---------- Given records

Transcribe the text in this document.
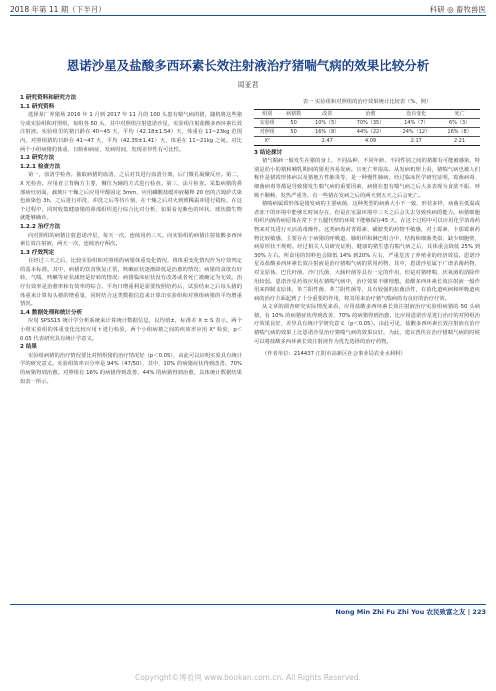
2018 年第 11 期（下半月）	科研 ◎ 畜牧兽医
恩诺沙星及盐酸多西环素长效注射液治疗猪喘气病的效果比较分析
周亚君
1 研究资料和研究方法
1.1 研究资料
选择某厂养猪场 2016 年 1 月到 2017 年 11 月的 100 头患有喘气病的猪，随机将这些猪分成实验组和对照组，每组各 50 头，其中对照组注射恩诺沙星，实验组注射盐酸多西环素长效注射液。实验组里的猪日龄在 40~45 天，平均（42.18±1.54）天，体重在 11~23kg 范围内，对照组猪的日龄在 41~47 天，平均（42.35±1.41）天，体重在 11~21kg 之间。对比两个小组病猪的体重、日龄和病症，发病时间，发现差异性有可比性。
1.2 研究方法
1.2.1 检查方法
第一，血清学检查。抽取病猪的血清，之后对其进行血清分离，后门微孔凝聚反应。第二，X 光检查。应用直立背胸方主要，侧位为辅的方式进行检查。第三，涂片检查。采集病猪的鼻部病灶切面，载玻片干燥之后应用甲醇固定 3mm，应用磷酸盐缓冲液稀释 20 倍的吉姆萨式染色液染色 3h，之后进行冲洗，冲洗之后等待片刻，在干燥之后对火到到稀霜冲进行镜检。在这个过程中，同时收集健康猪的鼻部组织进行综合比对分析，如果看见紫色的环状、球状微生物就能够确诊。
1.2.2 治疗方法
向对照组的病猪注射恩诺沙星，每天一次，连续用药三天。向实验组的病猪注射盐酸多西环素长效注射液，两天一次，连续治疗两次。
1.3 疗效判定
在经过三天之后，比较实验组和对照组的病猪体重变化情况，将体重变化情况作为疗效判定的基本标准。其中，病猪的饮食恢复正常，咳嗽症状逐渐降低是治愈的情况；病猪的食欲有好转，气喘、咳嗽等症状减轻是好转的情况；病猪临床症状没有改善或者死亡被确定为无效。治疗有效率是治愈率和有效率的综合。平均日增重利是需要按照给药后，试验结束之后每头猪的体重来计算每头猪的增重量，同时结合这类数据信息来计算出实验组和对照组病猪的平均增重情况。
1.4 数据处理和统计分析
应用 SPSS15 统计学分析系统来计算统计数据信息，以均值±，标准差 X ± S 表示。两个小组实验组的体重变化比较应用 t 进行检验，两个小组病猪之间的疾效率应用 X² 检验，p＜0.05 代表研究具有统计学意义。
2 结果
实验组病猪的治疗情况要比对照组猪的治疗情况好（p＜0.05），由此可以证明实验具有统计学的研究意义。实验组效率百分率是 94%（47/50），其中，10% 的病猪症状得到改善，70% 的病猪得到治愈。对照组有 16% 的病猪得到改善，44% 的病猪得到治愈，具体统计数据结果如表一所示。
表一 实验组和对照组的治疗效果统计比较表（%，例）
组别	病猪数	改善	治愈	没有变化	死亡
实验组	50	10%（5）	70%（35）	14%（7）	6%（3）
对照组	50	16%（8）	44%（22）	24%（12）	16%（8）
X²		2.47	4.09	2.17	2.21
3 结论探讨
猪气喘病一般发生在猪的身上，不同品种、不同年龄、不同性别之间的猪都有可能被感染，特别是幼小的猪和哺乳期间的猪更容易发病。且死亡率很高。从发病机理上看，猪喘气病也被人们称作是猪霉形体病以及猪地方性肺炎等，是一种慢性肺病。经过临床医学研究证明，霉菌病毒、细菌病毒等都是导致猪发生喘气病的重要因素，病猪在患有喘气病之后大多表现为食欲不振、呼吸不顺畅、发热严重等，有一些猪在发病之后的两天到五天之后会死亡。
猪喘病属霉形体是猪发病的主要病菌，这种类型的病菌大小不一致，形状多样，病菌在低温或者冻干的环境中能够长时间存在，但是在室温环境中三天之后会失去导致疾病的能力。病猪细胞组织内菌的病原体在常下于五腿代壁的环境下能够保存45 天，在这个过程中可以应用化学消毒药物来对其进行灭活消毒操作。这类病毒对青霉素、磺胺类的药物不敏感，对土霉素、卡那霉素药物比较敏感，主要存在于病猪的呼吸道、肺组织和淋巴组合中，结构和细菌类似，缺少细胞壁，病原形状不规则。经过相关人员研究证明，健康的猪生患有喘气病之后，其体重会降低 25% 到 30% 左右。所食用的饲料也会降低 14% 到20% 左右，严重危害了养殖业的经济效益。恩诺沙星及盐酸多西环素长效注射液是治疗猪喘气病的常用药物，其中，恩诺沙星属于广谱杀菌药物，对支原体、巴氏杆菌、沙门氏菌、大肠杆菌等具有一定的作用，但是对猪哮喘、厌氧菌的消除作用较弱。恩诺沙星药效应用在猪喘气病中，治疗效果不够理想。盐酸多西环素长效注射液一般作用来抑制支原体，革兰阳性菌、革兰阴性菌等，具有较强的抗菌活性，在消化道疾病和呼吸道疾病的治疗方面起到了十分重要的作用，将其用来治疗猪气喘病的有良好的治疗疗效。
从文章的调查研究实际情况来看，应用盐酸多西环素长效注射液治疗实验组病猪的 50 头病猪，有 10% 的病猪症状得到改善，70% 的病猪得到治愈，比应用恩诺沙星进行治疗的对照组治疗效果良好，差异具有统计学研究意义（p＜0.05）。由此可见，盐酸多西环素长效注射液在治疗猪喘气病的效果上比恩诺沙星治疗猪喘气病的效果良好。为此，建议兽医在治疗猪喘气病的时候可以将盐酸多西环素长效注射液作为优先选择的治疗药物。
（作者单位：214437 江阴市高新区社会事业局农业水利科）
Nong Min Zhi Fu Zhi You 农民致富之友 | 223
Copyright©博看网 www.bookan.com.cn. All Rights Reserved.
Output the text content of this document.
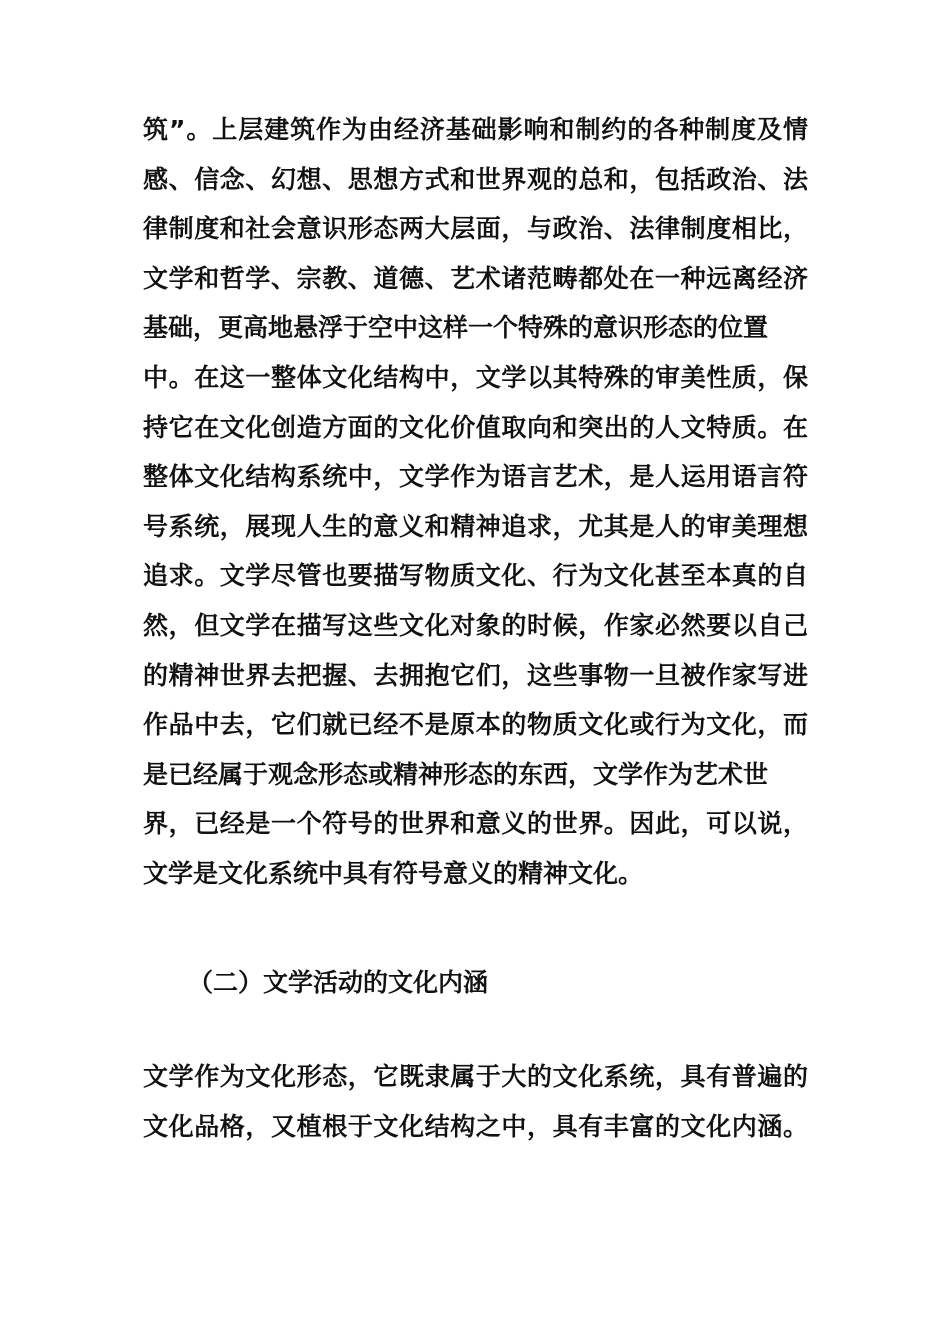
筑”。上层建筑作为由经济基础影响和制约的各种制度及情
感、信念、幻想、思想方式和世界观的总和，包括政治、法
律制度和社会意识形态两大层面，与政治、法律制度相比，
文学和哲学、宗教、道德、艺术诸范畴都处在一种远离经济
基础，更高地悬浮于空中这样一个特殊的意识形态的位置
中。在这一整体文化结构中，文学以其特殊的审美性质，保
持它在文化创造方面的文化价值取向和突出的人文特质。在
整体文化结构系统中，文学作为语言艺术，是人运用语言符
号系统，展现人生的意义和精神追求，尤其是人的审美理想
追求。文学尽管也要描写物质文化、行为文化甚至本真的自
然，但文学在描写这些文化对象的时候，作家必然要以自己
的精神世界去把握、去拥抱它们，这些事物一旦被作家写进
作品中去，它们就已经不是原本的物质文化或行为文化，而
是已经属于观念形态或精神形态的东西，文学作为艺术世
界，已经是一个符号的世界和意义的世界。因此，可以说，
文学是文化系统中具有符号意义的精神文化。
（二）文学活动的文化内涵
文学作为文化形态，它既隶属于大的文化系统，具有普遍的
文化品格，又植根于文化结构之中，具有丰富的文化内涵。
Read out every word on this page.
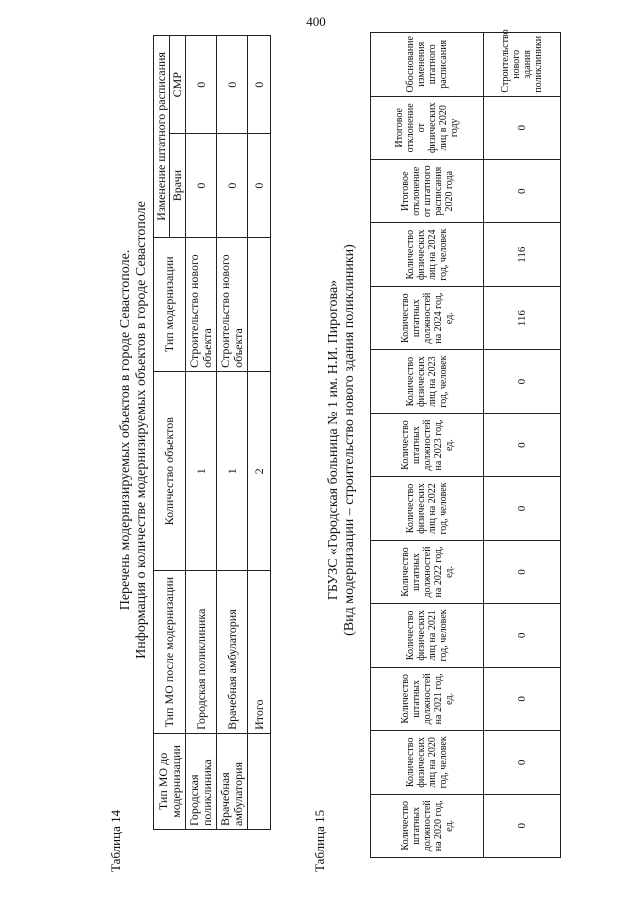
400
Таблица 14
Перечень модернизируемых объектов в городе Севастополе. Информация о количестве модернизируемых объектов в городе Севастополе
Тип МО до модернизации	Тип МО после модернизации	Количество объектов	Тип модернизации	Изменение штатного расписания	
				Врачи	СМР
Городская поликлиника	Городская поликлиника	1	Строительство нового объекта	0	0
Врачебная амбулатория	Врачебная амбулатория	1	Строительство нового объекта	0	0
	Итого	2		0	0
Таблица 15
ГБУЗС «Городская больница № 1 им. Н.И. Пирогова» (Вид модернизации – строительство нового здания поликлиники)
Количество штатных должностей на 2020 год, ед.	Количество физических лиц на 2020 год, человек	Количество штатных должностей на 2021 год, ед.	Количество физических лиц на 2021 год, человек	Количество штатных должностей на 2022 год, ед.	Количество физических лиц на 2022 год, человек	Количество штатных должностей на 2023 год, ед.	Количество физических лиц на 2023 год, человек	Количество штатных должностей на 2024 год, ед.	Количество физических лиц на 2024 год, человек	Итоговое отклонение от штатного расписания 2020 года	Итоговое отклонение от физических лиц в 2020 году	Обоснование изменения штатного расписания
0	0	0	0	0	0	0	0	116	116	0	0	Строительство нового здания поликлиники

--------------------

Written exercise =
Check each line above for the string "поликлиники", then copy the ones that have it.

Task solution =
ГБУЗС «Городская больница № 1 им. Н.И. Пирогова» (Вид модернизации – строительство нового здания поликлиники)
0	0	0	0	0	0	0	0	116	116	0	0	Строительство нового здания поликлиники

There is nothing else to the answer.